• [SUPPLIED ENTRIES]:

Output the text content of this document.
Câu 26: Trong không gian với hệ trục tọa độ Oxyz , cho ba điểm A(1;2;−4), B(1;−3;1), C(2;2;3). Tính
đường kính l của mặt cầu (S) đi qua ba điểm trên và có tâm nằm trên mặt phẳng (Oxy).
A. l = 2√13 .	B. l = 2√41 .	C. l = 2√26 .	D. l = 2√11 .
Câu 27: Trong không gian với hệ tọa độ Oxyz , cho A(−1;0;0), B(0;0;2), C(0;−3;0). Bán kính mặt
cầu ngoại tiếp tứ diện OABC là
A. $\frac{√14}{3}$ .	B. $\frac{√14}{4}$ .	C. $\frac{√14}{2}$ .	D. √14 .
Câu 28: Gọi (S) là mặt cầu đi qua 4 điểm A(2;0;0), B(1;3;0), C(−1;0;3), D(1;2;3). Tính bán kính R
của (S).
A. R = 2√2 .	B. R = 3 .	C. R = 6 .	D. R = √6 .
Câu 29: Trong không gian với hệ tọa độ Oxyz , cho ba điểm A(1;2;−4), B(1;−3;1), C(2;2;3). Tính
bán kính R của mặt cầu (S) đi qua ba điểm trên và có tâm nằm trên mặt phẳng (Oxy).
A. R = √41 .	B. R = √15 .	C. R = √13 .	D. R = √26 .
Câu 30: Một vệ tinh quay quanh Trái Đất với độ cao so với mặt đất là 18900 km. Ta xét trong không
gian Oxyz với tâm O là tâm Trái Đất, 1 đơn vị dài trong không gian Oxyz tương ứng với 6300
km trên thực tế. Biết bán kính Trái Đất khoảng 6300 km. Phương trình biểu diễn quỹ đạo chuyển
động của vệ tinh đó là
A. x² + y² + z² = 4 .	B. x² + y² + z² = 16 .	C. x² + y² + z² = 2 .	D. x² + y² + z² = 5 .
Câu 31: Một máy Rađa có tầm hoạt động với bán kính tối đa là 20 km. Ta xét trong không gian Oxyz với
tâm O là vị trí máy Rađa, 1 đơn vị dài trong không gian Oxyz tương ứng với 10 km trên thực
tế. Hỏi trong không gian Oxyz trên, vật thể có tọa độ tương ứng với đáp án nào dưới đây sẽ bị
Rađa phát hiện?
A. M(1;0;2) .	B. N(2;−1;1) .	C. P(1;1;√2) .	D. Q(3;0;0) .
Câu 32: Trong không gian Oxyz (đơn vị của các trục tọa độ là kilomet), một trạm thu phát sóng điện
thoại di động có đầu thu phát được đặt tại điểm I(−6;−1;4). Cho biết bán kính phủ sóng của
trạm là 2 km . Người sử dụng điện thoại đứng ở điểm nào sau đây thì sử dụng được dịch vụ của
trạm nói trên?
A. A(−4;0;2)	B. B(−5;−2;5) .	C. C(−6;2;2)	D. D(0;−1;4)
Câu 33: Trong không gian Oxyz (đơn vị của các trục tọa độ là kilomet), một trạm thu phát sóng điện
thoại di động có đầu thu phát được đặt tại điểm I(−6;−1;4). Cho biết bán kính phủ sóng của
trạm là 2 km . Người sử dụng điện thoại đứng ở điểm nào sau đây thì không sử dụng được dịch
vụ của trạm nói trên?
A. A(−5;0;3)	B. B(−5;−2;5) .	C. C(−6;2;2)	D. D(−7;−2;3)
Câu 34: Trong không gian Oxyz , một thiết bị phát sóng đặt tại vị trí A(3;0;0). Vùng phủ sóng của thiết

• [GIVEN EXERCISE]:
Here, the records must be output exactly and in full.

• [SOLUTION TO THE EXERCISE]:
Output the text content of this document.
Câu 26: Trong không gian với hệ trục tọa độ Oxyz , cho ba điểm A(1;2;−4), B(1;−3;1), C(2;2;3). Tính
đường kính l của mặt cầu (S) đi qua ba điểm trên và có tâm nằm trên mặt phẳng (Oxy).
A. l = 2√13 .	B. l = 2√41 .	C. l = 2√26 .	D. l = 2√11 .
Câu 27: Trong không gian với hệ tọa độ Oxyz , cho A(−1;0;0), B(0;0;2), C(0;−3;0). Bán kính mặt
cầu ngoại tiếp tứ diện OABC là
A. $\frac{√14}{3}$ .	B. $\frac{√14}{4}$ .	C. $\frac{√14}{2}$ .	D. √14 .
Câu 28: Gọi (S) là mặt cầu đi qua 4 điểm A(2;0;0), B(1;3;0), C(−1;0;3), D(1;2;3). Tính bán kính R
của (S).
A. R = 2√2 .	B. R = 3 .	C. R = 6 .	D. R = √6 .
Câu 29: Trong không gian với hệ tọa độ Oxyz , cho ba điểm A(1;2;−4), B(1;−3;1), C(2;2;3). Tính
bán kính R của mặt cầu (S) đi qua ba điểm trên và có tâm nằm trên mặt phẳng (Oxy).
A. R = √41 .	B. R = √15 .	C. R = √13 .	D. R = √26 .
Câu 30: Một vệ tinh quay quanh Trái Đất với độ cao so với mặt đất là 18900 km. Ta xét trong không
gian Oxyz với tâm O là tâm Trái Đất, 1 đơn vị dài trong không gian Oxyz tương ứng với 6300
km trên thực tế. Biết bán kính Trái Đất khoảng 6300 km. Phương trình biểu diễn quỹ đạo chuyển
động của vệ tinh đó là
A. x² + y² + z² = 4 .	B. x² + y² + z² = 16 .	C. x² + y² + z² = 2 .	D. x² + y² + z² = 5 .
Câu 31: Một máy Rađa có tầm hoạt động với bán kính tối đa là 20 km. Ta xét trong không gian Oxyz với
tâm O là vị trí máy Rađa, 1 đơn vị dài trong không gian Oxyz tương ứng với 10 km trên thực
tế. Hỏi trong không gian Oxyz trên, vật thể có tọa độ tương ứng với đáp án nào dưới đây sẽ bị
Rađa phát hiện?
A. M(1;0;2) .	B. N(2;−1;1) .	C. P(1;1;√2) .	D. Q(3;0;0) .
Câu 32: Trong không gian Oxyz (đơn vị của các trục tọa độ là kilomet), một trạm thu phát sóng điện
thoại di động có đầu thu phát được đặt tại điểm I(−6;−1;4). Cho biết bán kính phủ sóng của
trạm là 2 km . Người sử dụng điện thoại đứng ở điểm nào sau đây thì sử dụng được dịch vụ của
trạm nói trên?
A. A(−4;0;2)	B. B(−5;−2;5) .	C. C(−6;2;2)	D. D(0;−1;4)
Câu 33: Trong không gian Oxyz (đơn vị của các trục tọa độ là kilomet), một trạm thu phát sóng điện
thoại di động có đầu thu phát được đặt tại điểm I(−6;−1;4). Cho biết bán kính phủ sóng của
trạm là 2 km . Người sử dụng điện thoại đứng ở điểm nào sau đây thì không sử dụng được dịch
vụ của trạm nói trên?
A. A(−5;0;3)	B. B(−5;−2;5) .	C. C(−6;2;2)	D. D(−7;−2;3)
Câu 34: Trong không gian Oxyz , một thiết bị phát sóng đặt tại vị trí A(3;0;0). Vùng phủ sóng của thiết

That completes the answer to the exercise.